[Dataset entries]
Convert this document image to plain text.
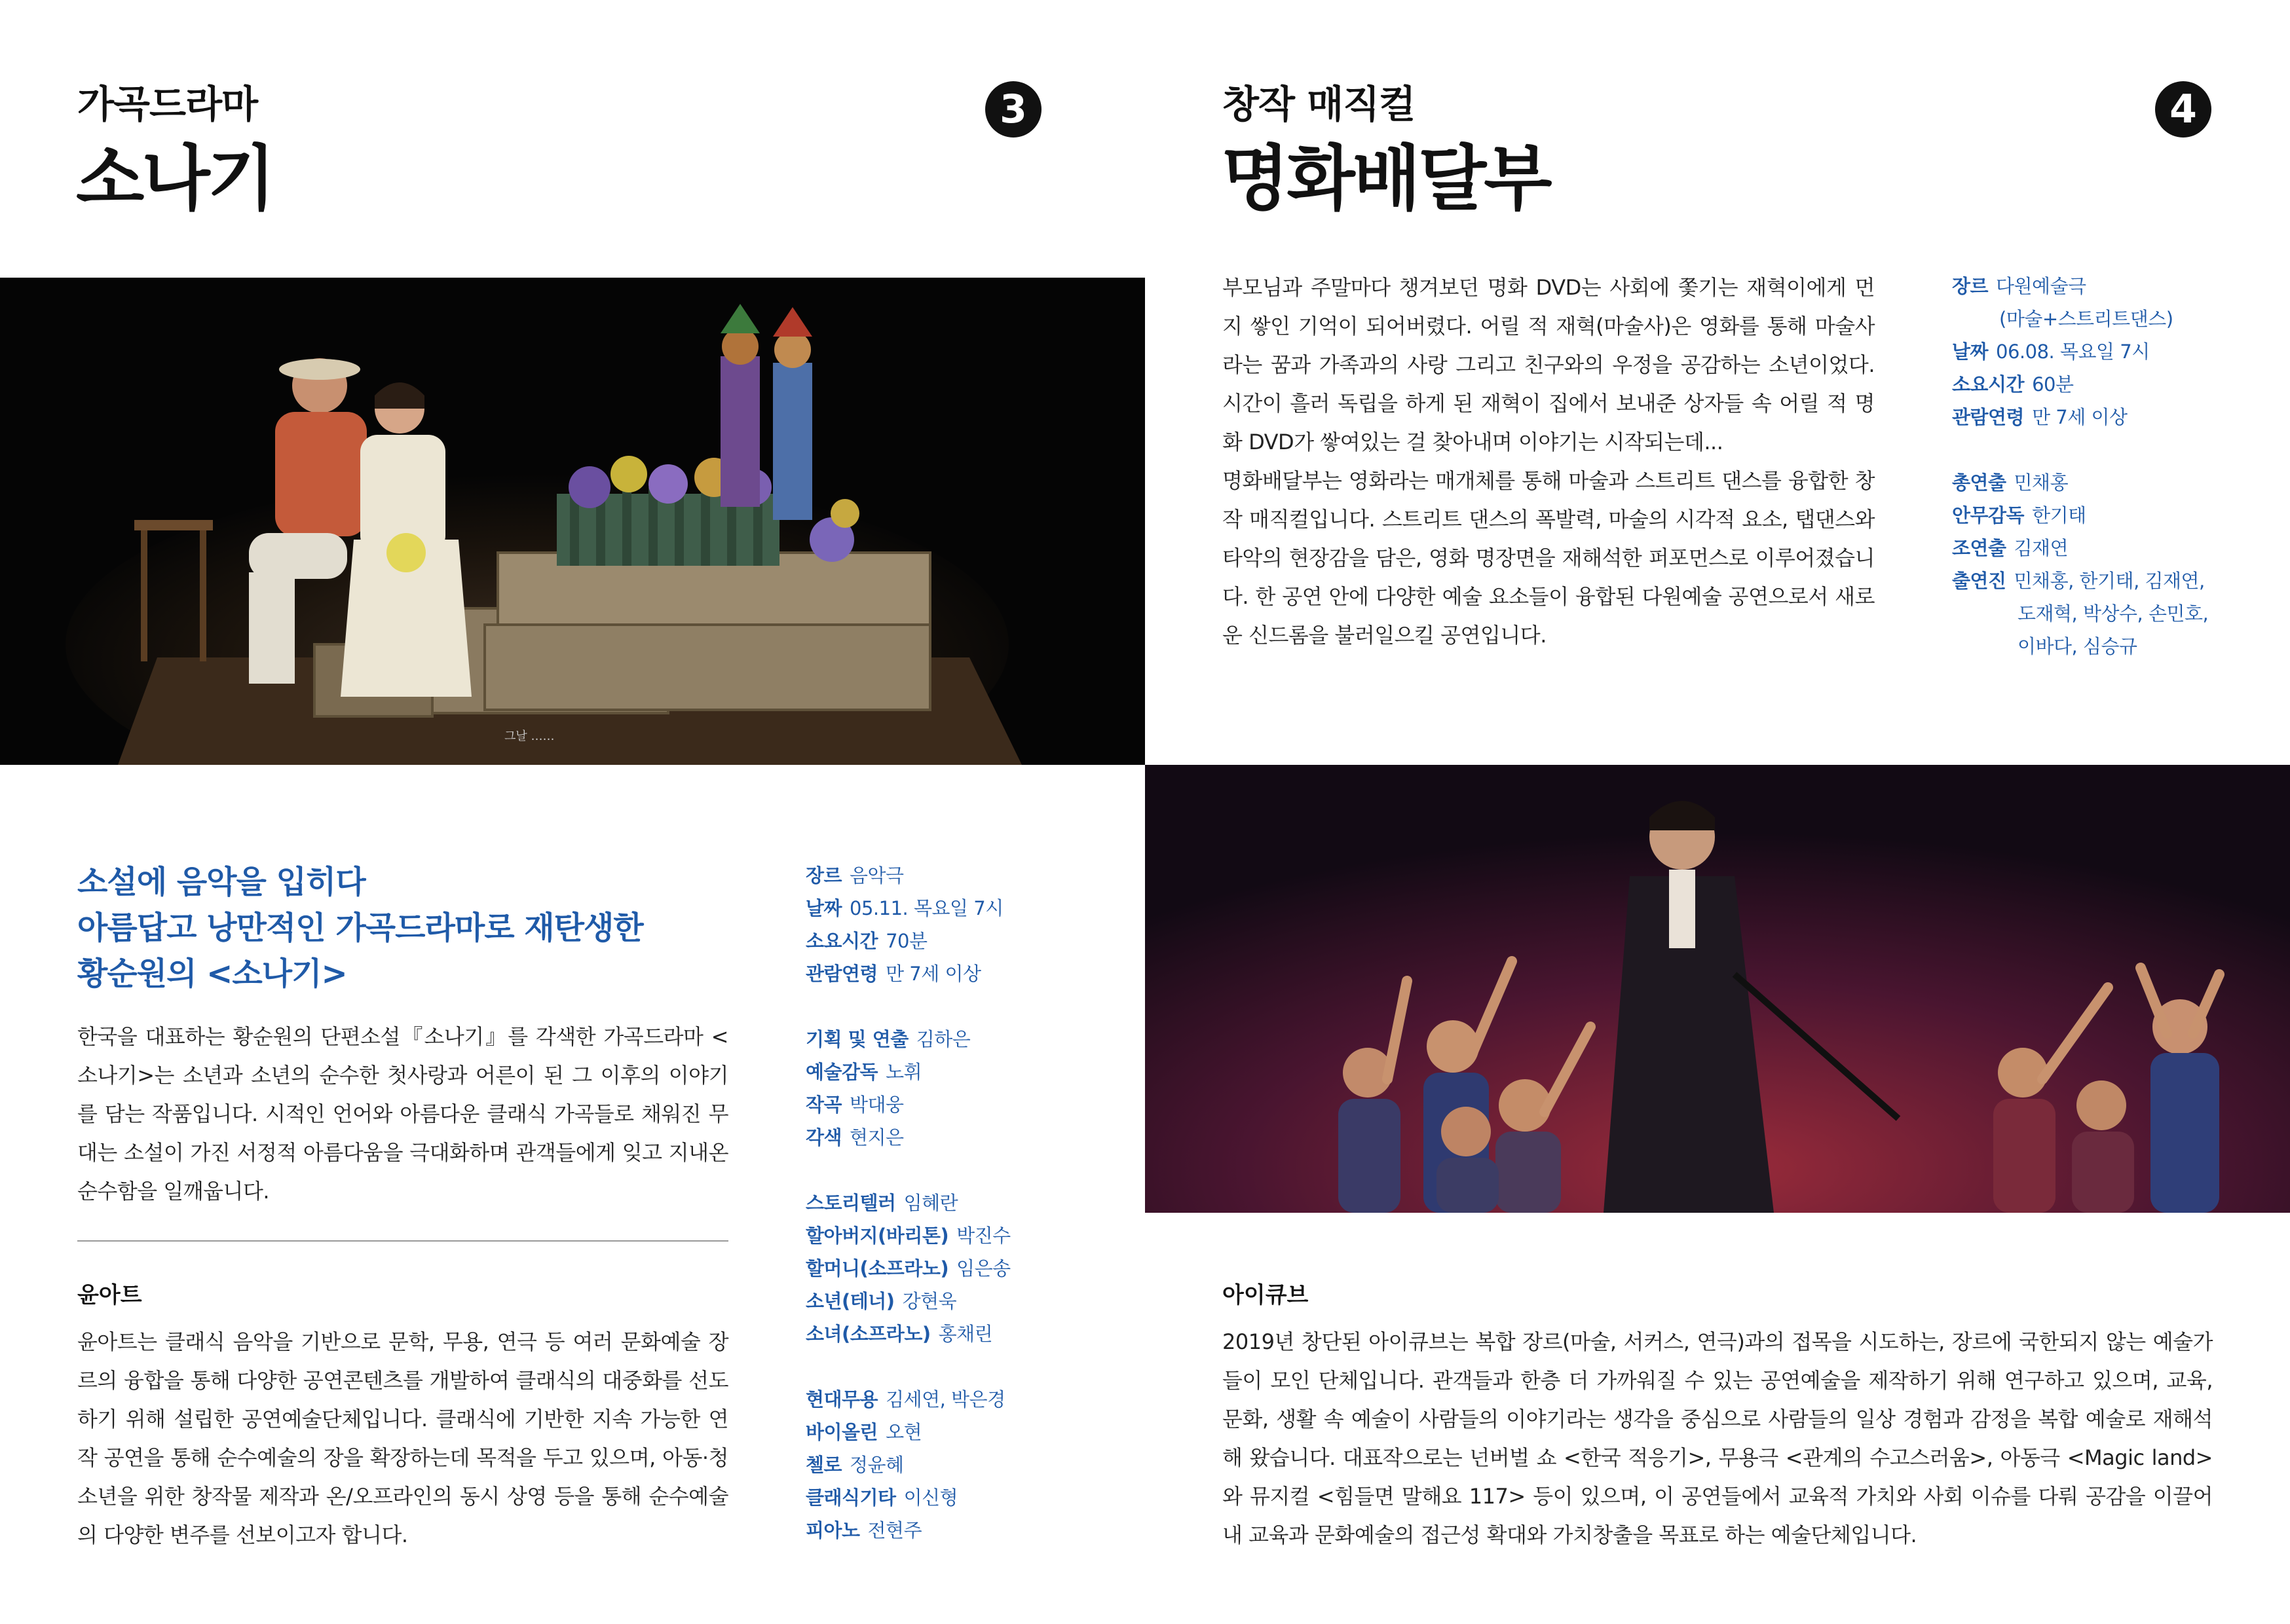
가곡드라마
소나기
3	창작 매직컬
명화배달부
4
그날 ……

부모님과 주말마다 챙겨보던 명화 DVD는 사회에 쫓기는 재혁이에게 먼지 쌓인 기억이 되어버렸다. 어릴 적 재혁(마술사)은 영화를 통해 마술사라는 꿈과 가족과의 사랑 그리고 친구와의 우정을 공감하는 소년이었다. 시간이 흘러 독립을 하게 된 재혁이 집에서 보내준 상자들 속 어릴 적 명화 DVD가 쌓여있는 걸 찾아내며 이야기는 시작되는데...

명화배달부는 영화라는 매개체를 통해 마술과 스트리트 댄스를 융합한 창작 매직컬입니다. 스트리트 댄스의 폭발력, 마술의 시각적 요소, 탭댄스와 타악의 현장감을 담은, 영화 명장면을 재해석한 퍼포먼스로 이루어졌습니다. 한 공연 안에 다양한 예술 요소들이 융합된 다원예술 공연으로서 새로운 신드롬을 불러일으킬 공연입니다.

장르 다원예술극
(마술+스트리트댄스)
날짜 06.08. 목요일 7시
소요시간 60분
관람연령 만 7세 이상
총연출 민채홍
안무감독 한기태
조연출 김재연
출연진 민채홍, 한기태, 김재연,
도재혁, 박상수, 손민호,
이바다, 심승규
소설에 음악을 입히다
아름답고 낭만적인 가곡드라마로 재탄생한
황순원의 <소나기>
한국을 대표하는 황순원의 단편소설『소나기』를 각색한 가곡드라마 <소나기>는 소년과 소년의 순수한 첫사랑과 어른이 된 그 이후의 이야기를 담는 작품입니다. 시적인 언어와 아름다운 클래식 가곡들로 채워진 무대는 소설이 가진 서정적 아름다움을 극대화하며 관객들에게 잊고 지내온 순수함을 일깨웁니다.
윤아트
윤아트는 클래식 음악을 기반으로 문학, 무용, 연극 등 여러 문화예술 장르의 융합을 통해 다양한 공연콘텐츠를 개발하여 클래식의 대중화를 선도하기 위해 설립한 공연예술단체입니다. 클래식에 기반한 지속 가능한 연작 공연을 통해 순수예술의 장을 확장하는데 목적을 두고 있으며, 아동·청소년을 위한 창작물 제작과 온/오프라인의 동시 상영 등을 통해 순수예술의 다양한 변주를 선보이고자 합니다.
장르 음악극
날짜 05.11. 목요일 7시
소요시간 70분
관람연령 만 7세 이상
기획 및 연출 김하은
예술감독 노휘
작곡 박대웅
각색 현지은
스토리텔러 임혜란
할아버지(바리톤) 박진수
할머니(소프라노) 임은송
소년(테너) 강현욱
소녀(소프라노) 홍채린
현대무용 김세연, 박은경
바이올린 오현
첼로 정윤혜
클래식기타 이신형
피아노 전현주
아이큐브
2019년 창단된 아이큐브는 복합 장르(마술, 서커스, 연극)과의 접목을 시도하는, 장르에 국한되지 않는 예술가들이 모인 단체입니다. 관객들과 한층 더 가까워질 수 있는 공연예술을 제작하기 위해 연구하고 있으며, 교육, 문화, 생활 속 예술이 사람들의 이야기라는 생각을 중심으로 사람들의 일상 경험과 감정을 복합 예술로 재해석해 왔습니다. 대표작으로는 넌버벌 쇼 <한국 적응기>, 무용극 <관계의 수고스러움>, 아동극 <Magic land>와 뮤지컬 <힘들면 말해요 117> 등이 있으며, 이 공연들에서 교육적 가치와 사회 이슈를 다뤄 공감을 이끌어내 교육과 문화예술의 접근성 확대와 가치창출을 목표로 하는 예술단체입니다.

JOB =>
Exclude the pictures and repeat every other part of the records word for word.

TASK OUTPUT =>
Convert this document image to plain text.
가곡드라마
소나기
3	창작 매직컬
명화배달부
4
그날 ……

부모님과 주말마다 챙겨보던 명화 DVD는 사회에 쫓기는 재혁이에게 먼지 쌓인 기억이 되어버렸다. 어릴 적 재혁(마술사)은 영화를 통해 마술사라는 꿈과 가족과의 사랑 그리고 친구와의 우정을 공감하는 소년이었다. 시간이 흘러 독립을 하게 된 재혁이 집에서 보내준 상자들 속 어릴 적 명화 DVD가 쌓여있는 걸 찾아내며 이야기는 시작되는데...

명화배달부는 영화라는 매개체를 통해 마술과 스트리트 댄스를 융합한 창작 매직컬입니다. 스트리트 댄스의 폭발력, 마술의 시각적 요소, 탭댄스와 타악의 현장감을 담은, 영화 명장면을 재해석한 퍼포먼스로 이루어졌습니다. 한 공연 안에 다양한 예술 요소들이 융합된 다원예술 공연으로서 새로운 신드롬을 불러일으킬 공연입니다.

장르 다원예술극
(마술+스트리트댄스)
날짜 06.08. 목요일 7시
소요시간 60분
관람연령 만 7세 이상
총연출 민채홍
안무감독 한기태
조연출 김재연
출연진 민채홍, 한기태, 김재연,
도재혁, 박상수, 손민호,
이바다, 심승규
소설에 음악을 입히다
아름답고 낭만적인 가곡드라마로 재탄생한
황순원의 <소나기>
한국을 대표하는 황순원의 단편소설『소나기』를 각색한 가곡드라마 <소나기>는 소년과 소년의 순수한 첫사랑과 어른이 된 그 이후의 이야기를 담는 작품입니다. 시적인 언어와 아름다운 클래식 가곡들로 채워진 무대는 소설이 가진 서정적 아름다움을 극대화하며 관객들에게 잊고 지내온 순수함을 일깨웁니다.
윤아트
윤아트는 클래식 음악을 기반으로 문학, 무용, 연극 등 여러 문화예술 장르의 융합을 통해 다양한 공연콘텐츠를 개발하여 클래식의 대중화를 선도하기 위해 설립한 공연예술단체입니다. 클래식에 기반한 지속 가능한 연작 공연을 통해 순수예술의 장을 확장하는데 목적을 두고 있으며, 아동·청소년을 위한 창작물 제작과 온/오프라인의 동시 상영 등을 통해 순수예술의 다양한 변주를 선보이고자 합니다.
장르 음악극
날짜 05.11. 목요일 7시
소요시간 70분
관람연령 만 7세 이상
기획 및 연출 김하은
예술감독 노휘
작곡 박대웅
각색 현지은
스토리텔러 임혜란
할아버지(바리톤) 박진수
할머니(소프라노) 임은송
소년(테너) 강현욱
소녀(소프라노) 홍채린
현대무용 김세연, 박은경
바이올린 오현
첼로 정윤혜
클래식기타 이신형
피아노 전현주
아이큐브
2019년 창단된 아이큐브는 복합 장르(마술, 서커스, 연극)과의 접목을 시도하는, 장르에 국한되지 않는 예술가들이 모인 단체입니다. 관객들과 한층 더 가까워질 수 있는 공연예술을 제작하기 위해 연구하고 있으며, 교육, 문화, 생활 속 예술이 사람들의 이야기라는 생각을 중심으로 사람들의 일상 경험과 감정을 복합 예술로 재해석해 왔습니다. 대표작으로는 넌버벌 쇼 <한국 적응기>, 무용극 <관계의 수고스러움>, 아동극 <Magic land>와 뮤지컬 <힘들면 말해요 117> 등이 있으며, 이 공연들에서 교육적 가치와 사회 이슈를 다뤄 공감을 이끌어내 교육과 문화예술의 접근성 확대와 가치창출을 목표로 하는 예술단체입니다.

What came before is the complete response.